**Set problem**
Wherever a line holds the word "Порядка", copy that line out.

-- begin Data supplied --

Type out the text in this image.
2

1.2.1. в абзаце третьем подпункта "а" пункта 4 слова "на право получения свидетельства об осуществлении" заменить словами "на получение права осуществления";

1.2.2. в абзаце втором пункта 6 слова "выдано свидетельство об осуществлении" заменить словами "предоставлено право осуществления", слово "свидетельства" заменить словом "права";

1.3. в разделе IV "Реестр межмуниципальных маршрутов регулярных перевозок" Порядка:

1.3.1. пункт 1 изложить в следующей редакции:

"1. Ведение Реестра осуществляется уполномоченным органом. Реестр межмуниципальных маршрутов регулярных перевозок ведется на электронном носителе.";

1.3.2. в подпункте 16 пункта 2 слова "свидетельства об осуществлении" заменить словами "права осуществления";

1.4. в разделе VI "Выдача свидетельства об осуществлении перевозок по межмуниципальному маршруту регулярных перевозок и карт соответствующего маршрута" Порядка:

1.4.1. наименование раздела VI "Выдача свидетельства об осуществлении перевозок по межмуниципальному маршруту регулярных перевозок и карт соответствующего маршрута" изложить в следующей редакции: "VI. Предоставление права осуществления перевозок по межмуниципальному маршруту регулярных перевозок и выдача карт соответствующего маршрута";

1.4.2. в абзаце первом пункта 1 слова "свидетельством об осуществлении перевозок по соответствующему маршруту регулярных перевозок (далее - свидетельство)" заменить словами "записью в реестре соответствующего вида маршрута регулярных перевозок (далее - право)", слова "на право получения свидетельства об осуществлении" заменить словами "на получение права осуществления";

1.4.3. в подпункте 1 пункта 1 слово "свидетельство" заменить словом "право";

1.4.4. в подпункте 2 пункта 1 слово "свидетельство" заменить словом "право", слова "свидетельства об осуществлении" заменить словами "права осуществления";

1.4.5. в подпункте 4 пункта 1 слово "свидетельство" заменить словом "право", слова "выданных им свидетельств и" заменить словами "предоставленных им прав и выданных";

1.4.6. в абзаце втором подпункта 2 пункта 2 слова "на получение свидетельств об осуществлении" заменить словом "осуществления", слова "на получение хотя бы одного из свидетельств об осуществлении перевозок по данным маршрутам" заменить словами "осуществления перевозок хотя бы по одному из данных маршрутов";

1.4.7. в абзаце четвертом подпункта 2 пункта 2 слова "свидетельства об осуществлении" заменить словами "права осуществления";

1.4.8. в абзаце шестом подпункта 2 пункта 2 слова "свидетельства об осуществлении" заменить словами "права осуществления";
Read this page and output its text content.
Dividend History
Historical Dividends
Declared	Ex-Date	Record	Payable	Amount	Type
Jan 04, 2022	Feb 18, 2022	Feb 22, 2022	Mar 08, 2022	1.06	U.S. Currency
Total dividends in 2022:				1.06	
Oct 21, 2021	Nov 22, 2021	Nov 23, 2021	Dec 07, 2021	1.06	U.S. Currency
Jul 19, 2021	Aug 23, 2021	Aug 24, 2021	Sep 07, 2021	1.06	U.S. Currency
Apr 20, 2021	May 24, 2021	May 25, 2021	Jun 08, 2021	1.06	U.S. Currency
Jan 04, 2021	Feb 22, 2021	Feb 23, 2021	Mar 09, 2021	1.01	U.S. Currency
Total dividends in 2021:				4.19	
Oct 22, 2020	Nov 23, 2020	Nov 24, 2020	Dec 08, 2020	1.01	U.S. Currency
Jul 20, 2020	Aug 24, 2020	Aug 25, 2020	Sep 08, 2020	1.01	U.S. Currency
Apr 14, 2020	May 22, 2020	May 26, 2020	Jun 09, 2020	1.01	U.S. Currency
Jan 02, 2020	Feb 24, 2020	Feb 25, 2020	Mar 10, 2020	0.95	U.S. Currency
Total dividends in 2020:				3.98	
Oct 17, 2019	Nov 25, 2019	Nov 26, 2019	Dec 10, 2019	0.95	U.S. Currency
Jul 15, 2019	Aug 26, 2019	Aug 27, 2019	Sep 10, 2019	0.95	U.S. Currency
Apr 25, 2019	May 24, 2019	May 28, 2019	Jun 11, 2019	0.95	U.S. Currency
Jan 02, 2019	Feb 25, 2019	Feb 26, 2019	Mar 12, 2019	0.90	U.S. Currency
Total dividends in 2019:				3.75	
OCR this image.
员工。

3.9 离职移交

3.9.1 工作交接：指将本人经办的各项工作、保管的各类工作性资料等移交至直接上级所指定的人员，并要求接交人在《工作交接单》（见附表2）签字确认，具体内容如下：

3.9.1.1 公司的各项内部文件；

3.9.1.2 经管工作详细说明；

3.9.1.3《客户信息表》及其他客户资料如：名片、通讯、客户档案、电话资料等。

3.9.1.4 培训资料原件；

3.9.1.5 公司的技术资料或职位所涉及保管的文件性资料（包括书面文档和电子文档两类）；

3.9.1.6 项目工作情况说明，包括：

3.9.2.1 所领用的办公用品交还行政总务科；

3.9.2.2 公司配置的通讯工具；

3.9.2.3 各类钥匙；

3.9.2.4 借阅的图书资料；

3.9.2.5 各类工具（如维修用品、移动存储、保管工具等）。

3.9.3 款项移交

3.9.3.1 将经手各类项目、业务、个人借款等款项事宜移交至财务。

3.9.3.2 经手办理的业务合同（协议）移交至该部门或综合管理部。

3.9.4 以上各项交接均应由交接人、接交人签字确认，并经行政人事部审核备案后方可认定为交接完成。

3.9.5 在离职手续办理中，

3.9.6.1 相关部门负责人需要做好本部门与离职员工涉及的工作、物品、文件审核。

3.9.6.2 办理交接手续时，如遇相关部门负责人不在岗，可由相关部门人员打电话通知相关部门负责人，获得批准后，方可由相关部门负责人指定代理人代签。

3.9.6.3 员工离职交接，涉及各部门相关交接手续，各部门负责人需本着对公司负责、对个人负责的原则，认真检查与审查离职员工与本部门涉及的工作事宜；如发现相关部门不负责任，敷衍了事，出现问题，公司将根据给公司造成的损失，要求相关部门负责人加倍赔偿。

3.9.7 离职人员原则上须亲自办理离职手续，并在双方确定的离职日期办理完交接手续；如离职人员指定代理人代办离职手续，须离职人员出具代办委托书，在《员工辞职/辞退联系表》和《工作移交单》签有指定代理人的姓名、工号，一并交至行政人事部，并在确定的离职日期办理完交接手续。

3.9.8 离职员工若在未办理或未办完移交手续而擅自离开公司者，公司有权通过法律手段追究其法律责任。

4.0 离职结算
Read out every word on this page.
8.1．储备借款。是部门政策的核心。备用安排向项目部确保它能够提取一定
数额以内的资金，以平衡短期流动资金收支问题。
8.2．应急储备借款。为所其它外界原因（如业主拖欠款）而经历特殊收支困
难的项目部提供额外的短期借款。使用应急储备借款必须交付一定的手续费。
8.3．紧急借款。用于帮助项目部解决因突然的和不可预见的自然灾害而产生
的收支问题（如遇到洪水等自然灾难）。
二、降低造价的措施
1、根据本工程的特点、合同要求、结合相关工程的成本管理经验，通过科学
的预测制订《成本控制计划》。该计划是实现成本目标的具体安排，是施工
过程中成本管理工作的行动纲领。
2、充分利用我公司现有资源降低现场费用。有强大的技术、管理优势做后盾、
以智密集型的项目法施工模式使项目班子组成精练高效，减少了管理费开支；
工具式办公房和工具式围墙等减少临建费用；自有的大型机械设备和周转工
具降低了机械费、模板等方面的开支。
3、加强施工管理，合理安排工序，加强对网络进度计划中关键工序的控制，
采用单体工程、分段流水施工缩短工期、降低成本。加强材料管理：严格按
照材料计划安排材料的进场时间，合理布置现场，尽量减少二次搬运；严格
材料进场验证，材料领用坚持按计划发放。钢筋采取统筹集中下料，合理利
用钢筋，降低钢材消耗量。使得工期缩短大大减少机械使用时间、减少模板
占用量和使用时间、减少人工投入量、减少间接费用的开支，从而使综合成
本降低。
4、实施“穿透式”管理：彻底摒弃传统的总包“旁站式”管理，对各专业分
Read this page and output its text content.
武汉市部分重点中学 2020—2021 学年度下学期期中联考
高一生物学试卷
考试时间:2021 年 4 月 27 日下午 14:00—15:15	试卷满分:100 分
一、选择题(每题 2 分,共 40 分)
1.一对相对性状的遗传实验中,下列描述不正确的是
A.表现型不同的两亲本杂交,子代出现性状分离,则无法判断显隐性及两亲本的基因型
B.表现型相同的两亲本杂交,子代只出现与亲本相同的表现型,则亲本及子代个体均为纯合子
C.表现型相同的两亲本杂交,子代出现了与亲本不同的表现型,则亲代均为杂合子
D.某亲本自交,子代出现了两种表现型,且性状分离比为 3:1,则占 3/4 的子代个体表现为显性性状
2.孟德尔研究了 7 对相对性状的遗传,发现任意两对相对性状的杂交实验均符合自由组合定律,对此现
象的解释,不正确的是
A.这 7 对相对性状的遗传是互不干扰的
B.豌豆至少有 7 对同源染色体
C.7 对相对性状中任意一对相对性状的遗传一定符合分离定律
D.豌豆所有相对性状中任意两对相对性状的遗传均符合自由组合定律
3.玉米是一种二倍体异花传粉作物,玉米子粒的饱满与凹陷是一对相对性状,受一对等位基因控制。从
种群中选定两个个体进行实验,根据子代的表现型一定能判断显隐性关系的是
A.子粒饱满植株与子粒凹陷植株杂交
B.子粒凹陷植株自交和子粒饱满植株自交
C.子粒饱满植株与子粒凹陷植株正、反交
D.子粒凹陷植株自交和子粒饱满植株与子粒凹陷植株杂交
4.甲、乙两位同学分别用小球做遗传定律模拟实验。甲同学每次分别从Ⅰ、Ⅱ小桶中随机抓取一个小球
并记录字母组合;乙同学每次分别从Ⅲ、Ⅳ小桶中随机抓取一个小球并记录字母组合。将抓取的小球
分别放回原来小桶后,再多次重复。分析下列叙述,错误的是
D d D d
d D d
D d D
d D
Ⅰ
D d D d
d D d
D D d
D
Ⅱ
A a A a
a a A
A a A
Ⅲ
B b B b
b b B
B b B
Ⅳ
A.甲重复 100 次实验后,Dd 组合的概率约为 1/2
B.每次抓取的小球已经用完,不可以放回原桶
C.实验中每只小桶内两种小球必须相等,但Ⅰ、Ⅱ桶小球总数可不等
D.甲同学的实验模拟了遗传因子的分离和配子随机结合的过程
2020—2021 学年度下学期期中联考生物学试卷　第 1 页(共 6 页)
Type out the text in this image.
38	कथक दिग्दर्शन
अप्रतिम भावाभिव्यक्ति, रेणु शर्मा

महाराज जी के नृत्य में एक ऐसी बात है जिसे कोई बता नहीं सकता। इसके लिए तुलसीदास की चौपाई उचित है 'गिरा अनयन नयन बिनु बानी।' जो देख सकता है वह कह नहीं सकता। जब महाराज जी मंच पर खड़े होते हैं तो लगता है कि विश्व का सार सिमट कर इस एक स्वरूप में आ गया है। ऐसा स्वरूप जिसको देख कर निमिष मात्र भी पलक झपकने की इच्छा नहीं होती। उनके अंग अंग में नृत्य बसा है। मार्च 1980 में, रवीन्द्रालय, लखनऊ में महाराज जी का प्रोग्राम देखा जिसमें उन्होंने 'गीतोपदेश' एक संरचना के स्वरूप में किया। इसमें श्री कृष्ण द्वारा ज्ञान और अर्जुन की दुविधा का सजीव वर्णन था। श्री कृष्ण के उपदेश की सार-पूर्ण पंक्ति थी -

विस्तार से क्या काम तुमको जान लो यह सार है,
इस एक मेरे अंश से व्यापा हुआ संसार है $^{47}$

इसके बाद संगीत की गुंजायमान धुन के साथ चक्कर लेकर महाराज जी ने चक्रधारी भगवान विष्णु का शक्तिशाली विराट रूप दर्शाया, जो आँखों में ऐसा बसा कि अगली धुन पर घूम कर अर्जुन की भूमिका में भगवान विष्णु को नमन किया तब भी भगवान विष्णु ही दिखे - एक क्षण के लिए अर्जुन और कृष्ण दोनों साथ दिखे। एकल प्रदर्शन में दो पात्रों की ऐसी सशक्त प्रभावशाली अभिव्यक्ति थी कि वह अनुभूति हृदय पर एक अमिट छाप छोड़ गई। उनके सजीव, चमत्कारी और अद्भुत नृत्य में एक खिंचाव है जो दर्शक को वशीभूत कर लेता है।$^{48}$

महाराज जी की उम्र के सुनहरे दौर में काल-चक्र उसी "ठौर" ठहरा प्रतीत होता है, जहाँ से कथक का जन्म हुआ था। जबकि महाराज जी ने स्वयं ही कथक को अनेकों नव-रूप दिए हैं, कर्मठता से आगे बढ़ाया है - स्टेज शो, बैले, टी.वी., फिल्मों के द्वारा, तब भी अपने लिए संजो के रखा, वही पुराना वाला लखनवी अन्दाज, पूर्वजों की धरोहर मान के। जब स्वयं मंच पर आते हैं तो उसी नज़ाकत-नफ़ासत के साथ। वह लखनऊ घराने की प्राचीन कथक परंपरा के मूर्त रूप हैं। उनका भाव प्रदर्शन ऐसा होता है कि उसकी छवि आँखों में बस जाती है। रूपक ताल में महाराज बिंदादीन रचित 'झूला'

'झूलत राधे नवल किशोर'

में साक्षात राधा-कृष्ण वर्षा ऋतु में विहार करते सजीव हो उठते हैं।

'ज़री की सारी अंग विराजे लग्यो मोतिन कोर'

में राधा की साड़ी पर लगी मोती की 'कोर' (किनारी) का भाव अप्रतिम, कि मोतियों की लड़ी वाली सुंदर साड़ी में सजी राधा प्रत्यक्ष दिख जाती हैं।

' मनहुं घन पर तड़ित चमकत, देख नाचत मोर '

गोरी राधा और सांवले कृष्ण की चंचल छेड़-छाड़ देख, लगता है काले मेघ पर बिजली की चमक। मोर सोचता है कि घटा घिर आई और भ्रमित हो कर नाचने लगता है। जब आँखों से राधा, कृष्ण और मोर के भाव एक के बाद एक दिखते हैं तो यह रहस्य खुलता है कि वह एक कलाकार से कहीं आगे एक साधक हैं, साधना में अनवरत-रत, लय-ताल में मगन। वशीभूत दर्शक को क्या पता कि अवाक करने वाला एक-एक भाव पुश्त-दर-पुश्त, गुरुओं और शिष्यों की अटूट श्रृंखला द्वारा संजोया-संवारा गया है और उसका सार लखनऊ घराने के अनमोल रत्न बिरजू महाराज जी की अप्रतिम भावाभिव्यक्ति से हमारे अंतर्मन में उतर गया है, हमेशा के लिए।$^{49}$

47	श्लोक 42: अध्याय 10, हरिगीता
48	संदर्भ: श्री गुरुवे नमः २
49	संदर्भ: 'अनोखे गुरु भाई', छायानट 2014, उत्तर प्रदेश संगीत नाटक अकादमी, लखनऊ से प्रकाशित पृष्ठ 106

-- end Data supplied --

**Written answer**
1.3. в разделе IV "Реестр межмуниципальных маршрутов регулярных перевозок" Порядка:
1.4. в разделе VI "Выдача свидетельства об осуществлении перевозок по межмуниципальному маршруту регулярных перевозок и карт соответствующего маршрута" Порядка:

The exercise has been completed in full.